Single out each line with the word "this" and copy it.

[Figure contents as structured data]
:::::

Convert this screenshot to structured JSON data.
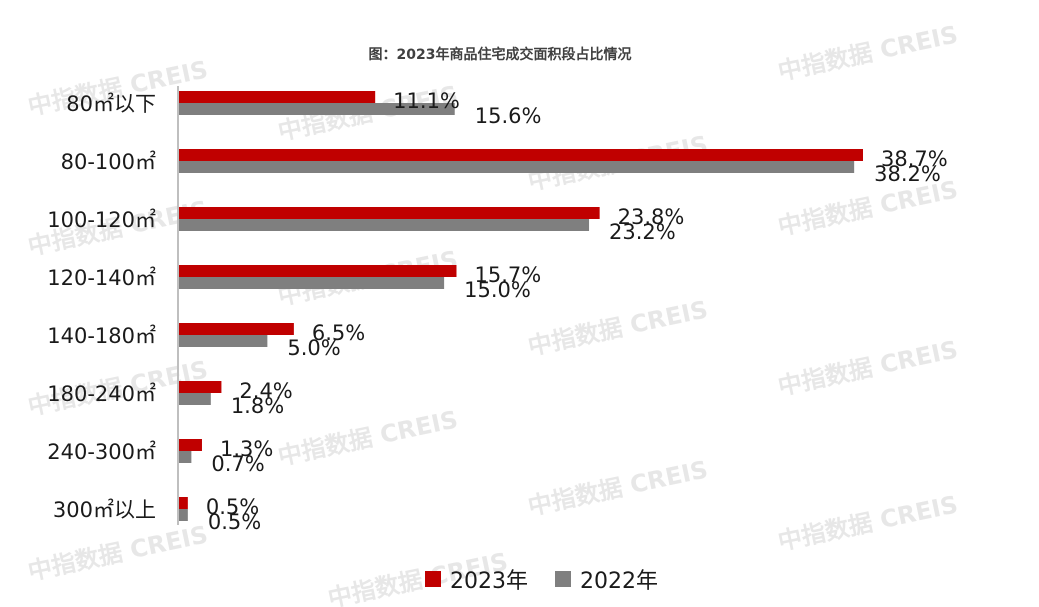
{
  "watermark": "中指数据 CREIS",
  "colors": {
    "s2023": "#C00000",
    "s2022": "#7F7F7F",
    "axis": "#BFBFBF"
  },
  "chart_data": {
    "type": "bar",
    "orientation": "horizontal",
    "title": "图：2023年商品住宅成交面积段占比情况",
    "categories": [
      "80㎡以下",
      "80-100㎡",
      "100-120㎡",
      "120-140㎡",
      "140-180㎡",
      "180-240㎡",
      "240-300㎡",
      "300㎡以上"
    ],
    "series": [
      {
        "name": "2023年",
        "values": [
          11.1,
          38.7,
          23.8,
          15.7,
          6.5,
          2.4,
          1.3,
          0.5
        ],
        "labels": [
          "11.1%",
          "38.7%",
          "23.8%",
          "15.7%",
          "6.5%",
          "2.4%",
          "1.3%",
          "0.5%"
        ]
      },
      {
        "name": "2022年",
        "values": [
          15.6,
          38.2,
          23.2,
          15.0,
          5.0,
          1.8,
          0.7,
          0.5
        ],
        "labels": [
          "15.6%",
          "38.2%",
          "23.2%",
          "15.0%",
          "5.0%",
          "1.8%",
          "0.7%",
          "0.5%"
        ]
      }
    ],
    "xlim": [
      0,
      40
    ],
    "legend_position": "bottom",
    "grid": false
  }
}
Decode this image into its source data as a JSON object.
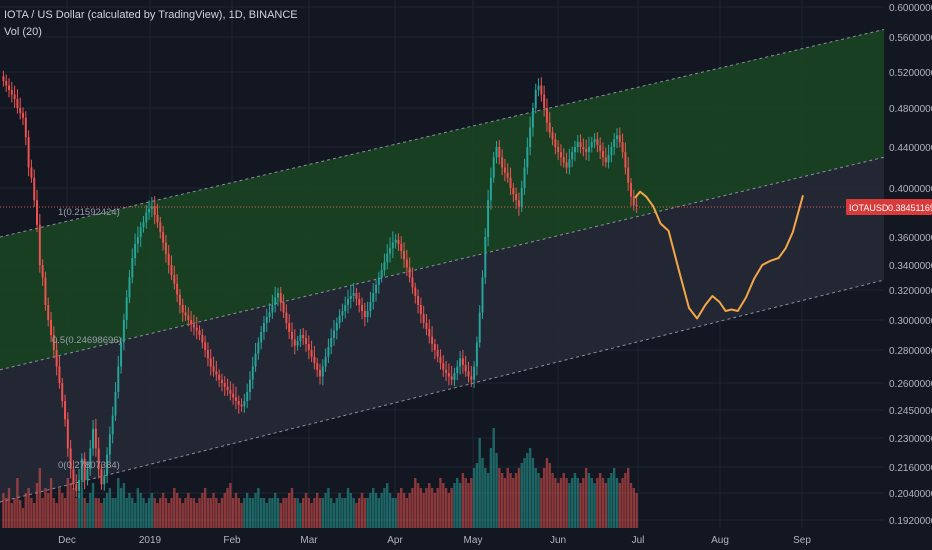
{
  "header": {
    "title": "IOTA / US Dollar (calculated by TradingView), 1D, BINANCE",
    "volume_label": "Vol (20)"
  },
  "colors": {
    "background": "#131722",
    "grid": "#1f2432",
    "up": "#26a69a",
    "down": "#ef5350",
    "channel_upper_fill": "#1b4424",
    "channel_lower_fill": "#262936",
    "forecast": "#f2a646",
    "price_line": "#e8574f",
    "axis_text": "#b2b5be"
  },
  "chart_data": {
    "type": "candlestick",
    "symbol": "IOTAUSD",
    "last_price": 0.38451169,
    "last_price_label": "0.38451169",
    "ylim": [
      0.1875,
      0.6
    ],
    "y_ticks": [
      "0.60000000",
      "0.56000000",
      "0.52000000",
      "0.48000000",
      "0.44000000",
      "0.40000000",
      "0.36000000",
      "0.34000000",
      "0.32000000",
      "0.30000000",
      "0.28000000",
      "0.26000000",
      "0.24500000",
      "0.23000000",
      "0.21600000",
      "0.20400000",
      "0.19200000"
    ],
    "x_ticks": [
      "Dec",
      "2019",
      "Feb",
      "Mar",
      "Apr",
      "May",
      "Jun",
      "Jul",
      "Aug",
      "Sep"
    ],
    "fib_labels": [
      "1(0.21592424)",
      "0.5(0.24698696)",
      "0(0.27807384)"
    ],
    "closes": [
      0.51,
      0.505,
      0.5,
      0.495,
      0.49,
      0.48,
      0.475,
      0.47,
      0.45,
      0.42,
      0.41,
      0.39,
      0.37,
      0.34,
      0.33,
      0.31,
      0.3,
      0.29,
      0.28,
      0.27,
      0.26,
      0.25,
      0.24,
      0.225,
      0.215,
      0.208,
      0.205,
      0.21,
      0.22,
      0.21,
      0.215,
      0.225,
      0.235,
      0.225,
      0.215,
      0.208,
      0.212,
      0.222,
      0.232,
      0.242,
      0.255,
      0.27,
      0.285,
      0.3,
      0.315,
      0.33,
      0.345,
      0.355,
      0.36,
      0.368,
      0.372,
      0.38,
      0.383,
      0.385,
      0.378,
      0.372,
      0.364,
      0.356,
      0.348,
      0.34,
      0.332,
      0.325,
      0.317,
      0.31,
      0.305,
      0.303,
      0.3,
      0.297,
      0.295,
      0.293,
      0.29,
      0.285,
      0.28,
      0.275,
      0.27,
      0.267,
      0.265,
      0.262,
      0.26,
      0.258,
      0.256,
      0.254,
      0.252,
      0.25,
      0.248,
      0.247,
      0.25,
      0.255,
      0.262,
      0.27,
      0.278,
      0.285,
      0.292,
      0.298,
      0.302,
      0.305,
      0.31,
      0.315,
      0.318,
      0.312,
      0.305,
      0.298,
      0.292,
      0.287,
      0.283,
      0.286,
      0.29,
      0.288,
      0.284,
      0.28,
      0.276,
      0.272,
      0.268,
      0.264,
      0.27,
      0.276,
      0.282,
      0.288,
      0.293,
      0.298,
      0.303,
      0.306,
      0.31,
      0.314,
      0.316,
      0.318,
      0.314,
      0.31,
      0.306,
      0.302,
      0.306,
      0.312,
      0.318,
      0.324,
      0.33,
      0.336,
      0.342,
      0.348,
      0.352,
      0.356,
      0.358,
      0.355,
      0.35,
      0.344,
      0.338,
      0.33,
      0.322,
      0.316,
      0.31,
      0.304,
      0.298,
      0.294,
      0.289,
      0.284,
      0.28,
      0.276,
      0.272,
      0.268,
      0.266,
      0.264,
      0.262,
      0.266,
      0.27,
      0.275,
      0.271,
      0.267,
      0.264,
      0.262,
      0.27,
      0.285,
      0.305,
      0.33,
      0.36,
      0.39,
      0.41,
      0.43,
      0.44,
      0.43,
      0.42,
      0.415,
      0.41,
      0.4,
      0.395,
      0.39,
      0.385,
      0.4,
      0.42,
      0.44,
      0.46,
      0.48,
      0.5,
      0.505,
      0.495,
      0.48,
      0.465,
      0.455,
      0.448,
      0.44,
      0.435,
      0.43,
      0.425,
      0.42,
      0.428,
      0.435,
      0.44,
      0.445,
      0.44,
      0.438,
      0.435,
      0.44,
      0.445,
      0.448,
      0.442,
      0.436,
      0.43,
      0.425,
      0.432,
      0.44,
      0.448,
      0.452,
      0.445,
      0.435,
      0.42,
      0.405,
      0.393,
      0.386,
      0.385
    ],
    "volumes": [
      0.35,
      0.3,
      0.4,
      0.25,
      0.3,
      0.5,
      0.28,
      0.2,
      0.35,
      0.4,
      0.3,
      0.25,
      0.45,
      0.6,
      0.3,
      0.4,
      0.35,
      0.5,
      0.3,
      0.25,
      0.4,
      0.35,
      0.3,
      0.5,
      0.45,
      0.4,
      0.3,
      0.35,
      0.4,
      0.3,
      0.25,
      0.35,
      0.45,
      0.3,
      0.3,
      0.25,
      0.3,
      0.35,
      0.4,
      0.3,
      0.3,
      0.5,
      0.4,
      0.45,
      0.3,
      0.35,
      0.3,
      0.25,
      0.4,
      0.35,
      0.3,
      0.25,
      0.3,
      0.35,
      0.3,
      0.25,
      0.3,
      0.35,
      0.3,
      0.25,
      0.3,
      0.4,
      0.35,
      0.3,
      0.25,
      0.3,
      0.35,
      0.3,
      0.3,
      0.25,
      0.3,
      0.35,
      0.4,
      0.3,
      0.3,
      0.35,
      0.3,
      0.25,
      0.3,
      0.35,
      0.4,
      0.45,
      0.3,
      0.35,
      0.3,
      0.25,
      0.3,
      0.35,
      0.3,
      0.3,
      0.35,
      0.4,
      0.3,
      0.3,
      0.25,
      0.3,
      0.3,
      0.35,
      0.3,
      0.25,
      0.3,
      0.3,
      0.35,
      0.4,
      0.3,
      0.3,
      0.25,
      0.3,
      0.35,
      0.3,
      0.25,
      0.3,
      0.35,
      0.3,
      0.3,
      0.35,
      0.4,
      0.3,
      0.25,
      0.3,
      0.35,
      0.3,
      0.3,
      0.4,
      0.35,
      0.3,
      0.25,
      0.3,
      0.35,
      0.3,
      0.3,
      0.35,
      0.4,
      0.35,
      0.3,
      0.35,
      0.4,
      0.45,
      0.35,
      0.3,
      0.3,
      0.35,
      0.4,
      0.35,
      0.3,
      0.35,
      0.4,
      0.5,
      0.45,
      0.4,
      0.35,
      0.4,
      0.45,
      0.4,
      0.35,
      0.4,
      0.5,
      0.45,
      0.4,
      0.35,
      0.4,
      0.45,
      0.5,
      0.45,
      0.55,
      0.5,
      0.45,
      0.5,
      0.6,
      0.65,
      0.9,
      0.7,
      0.6,
      0.55,
      0.8,
      1.0,
      0.75,
      0.6,
      0.55,
      0.5,
      0.6,
      0.55,
      0.5,
      0.55,
      0.6,
      0.65,
      0.7,
      0.75,
      0.8,
      0.7,
      0.6,
      0.55,
      0.5,
      0.6,
      0.7,
      0.65,
      0.55,
      0.5,
      0.45,
      0.5,
      0.55,
      0.5,
      0.45,
      0.5,
      0.55,
      0.5,
      0.45,
      0.5,
      0.6,
      0.55,
      0.5,
      0.45,
      0.5,
      0.55,
      0.5,
      0.45,
      0.5,
      0.55,
      0.6,
      0.5,
      0.45,
      0.5,
      0.55,
      0.6,
      0.45,
      0.4,
      0.35
    ],
    "forecast_path": [
      [
        0.387,
        0.392
      ],
      [
        0.392,
        0.397
      ],
      [
        0.398,
        0.393
      ],
      [
        0.405,
        0.385
      ],
      [
        0.412,
        0.371
      ],
      [
        0.42,
        0.365
      ],
      [
        0.43,
        0.336
      ],
      [
        0.44,
        0.308
      ],
      [
        0.448,
        0.301
      ],
      [
        0.456,
        0.31
      ],
      [
        0.463,
        0.316
      ],
      [
        0.47,
        0.312
      ],
      [
        0.476,
        0.306
      ],
      [
        0.482,
        0.307
      ],
      [
        0.488,
        0.306
      ],
      [
        0.496,
        0.315
      ],
      [
        0.504,
        0.329
      ],
      [
        0.512,
        0.34
      ],
      [
        0.52,
        0.343
      ],
      [
        0.528,
        0.345
      ],
      [
        0.535,
        0.352
      ],
      [
        0.542,
        0.364
      ],
      [
        0.548,
        0.382
      ],
      [
        0.552,
        0.394
      ]
    ],
    "channel": {
      "upper": [
        [
          0,
          0.36
        ],
        [
          1,
          0.57
        ]
      ],
      "middle": [
        [
          0,
          0.268
        ],
        [
          1,
          0.43
        ]
      ],
      "lower": [
        [
          0,
          0.2
        ],
        [
          1,
          0.328
        ]
      ]
    }
  }
}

:::::

Completed task —
Convert this screenshot to structured JSON data.
Decode this image into its source data as a JSON object.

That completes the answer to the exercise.